## [Aim]
Show every line below where "icon" can be found.

## [Records provided]
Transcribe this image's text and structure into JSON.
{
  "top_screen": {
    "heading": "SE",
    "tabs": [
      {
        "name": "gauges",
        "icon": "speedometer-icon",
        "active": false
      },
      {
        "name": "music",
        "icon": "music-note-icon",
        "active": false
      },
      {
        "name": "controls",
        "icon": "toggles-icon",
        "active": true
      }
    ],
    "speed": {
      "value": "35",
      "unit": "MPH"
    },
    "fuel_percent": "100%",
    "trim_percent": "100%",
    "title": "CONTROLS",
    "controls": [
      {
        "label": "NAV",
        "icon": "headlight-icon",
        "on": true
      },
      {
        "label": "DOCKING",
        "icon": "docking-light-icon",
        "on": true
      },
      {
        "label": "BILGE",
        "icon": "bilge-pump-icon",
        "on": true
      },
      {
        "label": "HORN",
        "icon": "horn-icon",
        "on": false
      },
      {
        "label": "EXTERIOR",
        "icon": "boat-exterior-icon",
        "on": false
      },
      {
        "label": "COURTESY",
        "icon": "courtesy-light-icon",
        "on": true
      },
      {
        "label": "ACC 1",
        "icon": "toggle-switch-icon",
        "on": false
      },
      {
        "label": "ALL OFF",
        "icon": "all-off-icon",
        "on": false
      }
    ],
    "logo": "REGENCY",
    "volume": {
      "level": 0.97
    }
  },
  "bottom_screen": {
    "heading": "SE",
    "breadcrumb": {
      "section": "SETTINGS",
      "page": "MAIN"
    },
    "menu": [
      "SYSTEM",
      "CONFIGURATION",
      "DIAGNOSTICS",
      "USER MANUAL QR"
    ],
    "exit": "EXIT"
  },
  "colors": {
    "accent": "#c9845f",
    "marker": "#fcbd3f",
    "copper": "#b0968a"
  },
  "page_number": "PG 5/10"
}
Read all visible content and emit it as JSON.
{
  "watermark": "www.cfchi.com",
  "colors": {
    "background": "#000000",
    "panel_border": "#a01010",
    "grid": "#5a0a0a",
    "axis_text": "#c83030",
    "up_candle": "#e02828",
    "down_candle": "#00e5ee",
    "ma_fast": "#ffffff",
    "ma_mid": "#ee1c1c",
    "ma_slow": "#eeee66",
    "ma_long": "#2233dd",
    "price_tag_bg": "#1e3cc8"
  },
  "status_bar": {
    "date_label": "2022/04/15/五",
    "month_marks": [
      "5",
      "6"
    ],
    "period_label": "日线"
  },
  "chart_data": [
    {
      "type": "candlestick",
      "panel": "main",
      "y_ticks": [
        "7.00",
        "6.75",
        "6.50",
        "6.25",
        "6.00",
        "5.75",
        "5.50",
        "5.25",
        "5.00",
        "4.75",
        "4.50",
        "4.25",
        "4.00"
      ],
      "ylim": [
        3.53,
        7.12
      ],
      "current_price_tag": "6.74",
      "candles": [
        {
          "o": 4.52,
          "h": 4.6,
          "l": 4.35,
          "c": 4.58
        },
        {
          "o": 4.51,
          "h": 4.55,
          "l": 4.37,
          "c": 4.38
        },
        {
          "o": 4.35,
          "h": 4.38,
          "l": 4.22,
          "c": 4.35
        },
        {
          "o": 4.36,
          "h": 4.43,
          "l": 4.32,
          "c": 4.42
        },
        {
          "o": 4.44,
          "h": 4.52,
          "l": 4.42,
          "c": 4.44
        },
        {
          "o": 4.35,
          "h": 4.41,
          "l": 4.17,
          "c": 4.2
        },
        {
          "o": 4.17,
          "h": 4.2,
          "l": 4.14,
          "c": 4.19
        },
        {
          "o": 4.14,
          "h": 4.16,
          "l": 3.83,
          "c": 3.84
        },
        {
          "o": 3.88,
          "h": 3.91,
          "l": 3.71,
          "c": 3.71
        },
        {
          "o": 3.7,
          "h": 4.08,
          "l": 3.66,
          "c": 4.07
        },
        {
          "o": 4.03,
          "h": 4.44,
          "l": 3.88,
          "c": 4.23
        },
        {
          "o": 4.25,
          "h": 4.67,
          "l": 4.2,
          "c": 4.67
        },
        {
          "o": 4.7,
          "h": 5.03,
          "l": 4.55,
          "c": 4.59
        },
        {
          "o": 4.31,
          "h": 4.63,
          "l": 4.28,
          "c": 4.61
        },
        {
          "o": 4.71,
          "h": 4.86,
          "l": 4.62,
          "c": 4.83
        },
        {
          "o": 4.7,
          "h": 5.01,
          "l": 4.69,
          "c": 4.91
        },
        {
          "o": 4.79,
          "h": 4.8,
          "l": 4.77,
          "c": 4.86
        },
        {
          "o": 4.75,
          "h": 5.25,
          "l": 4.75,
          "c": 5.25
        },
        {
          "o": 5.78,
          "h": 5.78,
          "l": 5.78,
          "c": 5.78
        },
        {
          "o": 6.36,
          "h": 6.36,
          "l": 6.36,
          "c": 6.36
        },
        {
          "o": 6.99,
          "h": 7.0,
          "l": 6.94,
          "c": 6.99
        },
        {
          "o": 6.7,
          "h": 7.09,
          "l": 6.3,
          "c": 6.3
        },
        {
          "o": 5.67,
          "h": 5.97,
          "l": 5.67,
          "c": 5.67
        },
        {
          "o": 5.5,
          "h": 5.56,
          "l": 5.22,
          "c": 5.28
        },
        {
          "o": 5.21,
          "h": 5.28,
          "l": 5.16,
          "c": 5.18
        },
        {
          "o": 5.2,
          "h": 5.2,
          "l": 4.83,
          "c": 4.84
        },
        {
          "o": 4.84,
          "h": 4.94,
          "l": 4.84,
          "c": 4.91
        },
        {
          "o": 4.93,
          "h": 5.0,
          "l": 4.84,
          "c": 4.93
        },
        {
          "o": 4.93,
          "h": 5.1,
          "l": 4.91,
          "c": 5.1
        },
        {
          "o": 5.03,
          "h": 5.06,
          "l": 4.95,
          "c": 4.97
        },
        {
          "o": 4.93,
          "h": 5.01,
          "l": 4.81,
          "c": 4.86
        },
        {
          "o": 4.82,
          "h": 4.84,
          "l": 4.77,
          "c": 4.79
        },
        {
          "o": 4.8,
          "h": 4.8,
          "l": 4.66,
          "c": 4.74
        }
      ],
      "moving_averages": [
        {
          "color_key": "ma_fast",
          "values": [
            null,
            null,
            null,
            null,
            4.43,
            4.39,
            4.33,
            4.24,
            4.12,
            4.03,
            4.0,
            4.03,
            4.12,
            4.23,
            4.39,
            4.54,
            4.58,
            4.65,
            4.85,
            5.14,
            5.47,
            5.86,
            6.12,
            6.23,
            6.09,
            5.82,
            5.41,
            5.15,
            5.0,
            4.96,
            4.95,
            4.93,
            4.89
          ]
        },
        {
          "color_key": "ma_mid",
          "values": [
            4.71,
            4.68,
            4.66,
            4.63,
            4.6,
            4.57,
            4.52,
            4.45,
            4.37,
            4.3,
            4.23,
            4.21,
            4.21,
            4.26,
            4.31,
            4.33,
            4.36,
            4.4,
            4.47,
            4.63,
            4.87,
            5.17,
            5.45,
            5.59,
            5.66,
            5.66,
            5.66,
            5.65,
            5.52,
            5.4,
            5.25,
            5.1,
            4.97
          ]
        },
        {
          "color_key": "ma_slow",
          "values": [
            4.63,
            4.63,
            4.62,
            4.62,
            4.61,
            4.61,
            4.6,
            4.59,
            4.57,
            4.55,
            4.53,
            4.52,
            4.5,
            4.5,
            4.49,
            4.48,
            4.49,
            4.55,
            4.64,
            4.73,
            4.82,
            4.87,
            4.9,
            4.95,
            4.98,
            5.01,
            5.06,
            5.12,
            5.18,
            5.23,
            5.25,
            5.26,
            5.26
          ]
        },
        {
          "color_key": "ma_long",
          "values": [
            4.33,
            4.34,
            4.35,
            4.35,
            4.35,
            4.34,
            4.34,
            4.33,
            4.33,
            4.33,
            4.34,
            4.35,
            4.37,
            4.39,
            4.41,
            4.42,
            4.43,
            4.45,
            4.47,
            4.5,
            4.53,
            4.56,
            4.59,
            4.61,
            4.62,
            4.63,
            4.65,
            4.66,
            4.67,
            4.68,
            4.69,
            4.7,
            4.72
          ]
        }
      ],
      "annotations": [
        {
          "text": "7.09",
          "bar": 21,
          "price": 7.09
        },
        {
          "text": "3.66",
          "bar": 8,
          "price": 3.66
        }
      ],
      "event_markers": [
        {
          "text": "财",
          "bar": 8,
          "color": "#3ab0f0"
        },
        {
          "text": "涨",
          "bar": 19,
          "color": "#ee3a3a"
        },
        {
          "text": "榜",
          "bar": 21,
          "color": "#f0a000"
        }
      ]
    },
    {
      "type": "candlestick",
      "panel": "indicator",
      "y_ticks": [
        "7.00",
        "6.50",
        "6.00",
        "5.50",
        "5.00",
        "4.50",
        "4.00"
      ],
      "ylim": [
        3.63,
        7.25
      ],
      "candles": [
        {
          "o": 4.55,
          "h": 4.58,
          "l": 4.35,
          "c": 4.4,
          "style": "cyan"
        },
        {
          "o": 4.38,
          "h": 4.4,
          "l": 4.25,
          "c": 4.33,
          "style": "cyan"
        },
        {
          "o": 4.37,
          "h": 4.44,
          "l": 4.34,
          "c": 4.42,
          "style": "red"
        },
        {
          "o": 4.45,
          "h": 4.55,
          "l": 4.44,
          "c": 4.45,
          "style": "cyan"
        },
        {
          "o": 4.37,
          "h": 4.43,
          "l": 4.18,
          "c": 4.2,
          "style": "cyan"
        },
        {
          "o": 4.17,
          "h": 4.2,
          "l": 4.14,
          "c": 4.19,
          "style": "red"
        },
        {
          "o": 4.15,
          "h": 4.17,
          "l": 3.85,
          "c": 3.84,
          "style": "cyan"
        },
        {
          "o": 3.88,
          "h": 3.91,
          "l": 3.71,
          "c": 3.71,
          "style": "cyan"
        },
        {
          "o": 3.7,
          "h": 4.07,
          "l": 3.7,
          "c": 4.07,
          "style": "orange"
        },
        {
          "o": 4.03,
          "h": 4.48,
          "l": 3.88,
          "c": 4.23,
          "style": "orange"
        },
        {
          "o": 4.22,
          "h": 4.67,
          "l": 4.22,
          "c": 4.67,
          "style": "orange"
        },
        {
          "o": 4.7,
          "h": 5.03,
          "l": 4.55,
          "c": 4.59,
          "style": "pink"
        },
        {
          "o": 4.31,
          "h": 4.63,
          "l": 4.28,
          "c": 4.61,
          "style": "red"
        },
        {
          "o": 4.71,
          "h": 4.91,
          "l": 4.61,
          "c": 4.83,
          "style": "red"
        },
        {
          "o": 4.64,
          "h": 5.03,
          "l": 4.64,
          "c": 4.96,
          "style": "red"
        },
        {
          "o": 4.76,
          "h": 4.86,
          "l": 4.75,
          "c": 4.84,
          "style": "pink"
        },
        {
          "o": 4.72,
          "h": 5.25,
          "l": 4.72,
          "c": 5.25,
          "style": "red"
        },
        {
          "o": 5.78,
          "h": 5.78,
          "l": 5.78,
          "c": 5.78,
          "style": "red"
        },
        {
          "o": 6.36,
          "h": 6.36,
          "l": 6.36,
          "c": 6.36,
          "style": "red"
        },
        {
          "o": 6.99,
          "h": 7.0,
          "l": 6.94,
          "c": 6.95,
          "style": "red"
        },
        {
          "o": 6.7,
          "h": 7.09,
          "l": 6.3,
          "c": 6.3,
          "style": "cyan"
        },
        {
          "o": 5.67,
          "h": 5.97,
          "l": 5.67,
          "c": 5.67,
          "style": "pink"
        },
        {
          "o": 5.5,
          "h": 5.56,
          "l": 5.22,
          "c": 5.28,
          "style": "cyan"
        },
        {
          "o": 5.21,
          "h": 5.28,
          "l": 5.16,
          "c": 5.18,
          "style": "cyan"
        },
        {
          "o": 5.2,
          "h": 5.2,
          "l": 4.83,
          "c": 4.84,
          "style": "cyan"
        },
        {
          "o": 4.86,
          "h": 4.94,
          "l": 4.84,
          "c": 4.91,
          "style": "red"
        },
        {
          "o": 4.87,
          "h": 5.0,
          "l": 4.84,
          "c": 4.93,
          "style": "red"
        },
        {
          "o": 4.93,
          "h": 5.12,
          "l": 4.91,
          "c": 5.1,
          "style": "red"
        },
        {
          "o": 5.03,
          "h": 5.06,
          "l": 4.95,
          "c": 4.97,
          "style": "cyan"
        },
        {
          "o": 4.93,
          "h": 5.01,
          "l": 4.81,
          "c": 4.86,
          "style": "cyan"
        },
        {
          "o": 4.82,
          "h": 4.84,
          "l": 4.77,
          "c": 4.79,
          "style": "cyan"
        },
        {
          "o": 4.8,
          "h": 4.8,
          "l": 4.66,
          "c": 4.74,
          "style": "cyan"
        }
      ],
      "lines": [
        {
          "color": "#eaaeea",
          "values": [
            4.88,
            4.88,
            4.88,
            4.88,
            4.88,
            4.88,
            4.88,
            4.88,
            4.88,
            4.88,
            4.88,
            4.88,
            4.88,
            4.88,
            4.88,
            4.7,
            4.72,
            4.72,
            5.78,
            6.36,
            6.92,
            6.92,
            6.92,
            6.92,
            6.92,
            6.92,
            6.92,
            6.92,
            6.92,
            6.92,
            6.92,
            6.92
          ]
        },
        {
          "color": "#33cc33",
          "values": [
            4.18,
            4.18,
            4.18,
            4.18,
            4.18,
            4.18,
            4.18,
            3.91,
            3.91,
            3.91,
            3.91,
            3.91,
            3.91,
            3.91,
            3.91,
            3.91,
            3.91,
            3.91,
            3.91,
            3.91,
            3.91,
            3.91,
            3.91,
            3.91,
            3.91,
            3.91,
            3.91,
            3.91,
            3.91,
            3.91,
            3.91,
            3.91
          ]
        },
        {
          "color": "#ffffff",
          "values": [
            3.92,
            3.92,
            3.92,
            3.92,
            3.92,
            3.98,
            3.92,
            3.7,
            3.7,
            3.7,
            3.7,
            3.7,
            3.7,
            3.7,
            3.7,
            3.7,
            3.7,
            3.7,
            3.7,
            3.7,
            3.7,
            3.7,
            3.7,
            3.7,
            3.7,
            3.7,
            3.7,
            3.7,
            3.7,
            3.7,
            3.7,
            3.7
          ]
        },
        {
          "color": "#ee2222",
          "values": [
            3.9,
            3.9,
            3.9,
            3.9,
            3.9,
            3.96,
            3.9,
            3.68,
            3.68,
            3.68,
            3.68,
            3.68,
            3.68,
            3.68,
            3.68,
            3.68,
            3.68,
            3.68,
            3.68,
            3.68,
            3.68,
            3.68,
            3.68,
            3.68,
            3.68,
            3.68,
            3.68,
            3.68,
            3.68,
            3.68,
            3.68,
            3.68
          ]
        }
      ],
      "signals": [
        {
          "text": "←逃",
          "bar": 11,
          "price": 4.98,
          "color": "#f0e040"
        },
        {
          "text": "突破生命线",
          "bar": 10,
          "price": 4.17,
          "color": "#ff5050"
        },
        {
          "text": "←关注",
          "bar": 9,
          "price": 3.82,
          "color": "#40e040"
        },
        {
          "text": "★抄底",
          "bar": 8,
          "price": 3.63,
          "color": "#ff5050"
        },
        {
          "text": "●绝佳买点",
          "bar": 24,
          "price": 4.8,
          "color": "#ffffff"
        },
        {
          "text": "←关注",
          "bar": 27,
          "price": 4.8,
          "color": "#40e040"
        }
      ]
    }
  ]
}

## [Answer to the problem]
        "icon": "speedometer-icon",
        "icon": "music-note-icon",
        "icon": "toggles-icon",
        "icon": "headlight-icon",
        "icon": "docking-light-icon",
        "icon": "bilge-pump-icon",
        "icon": "horn-icon",
        "icon": "boat-exterior-icon",
        "icon": "courtesy-light-icon",
        "icon": "toggle-switch-icon",
        "icon": "all-off-icon",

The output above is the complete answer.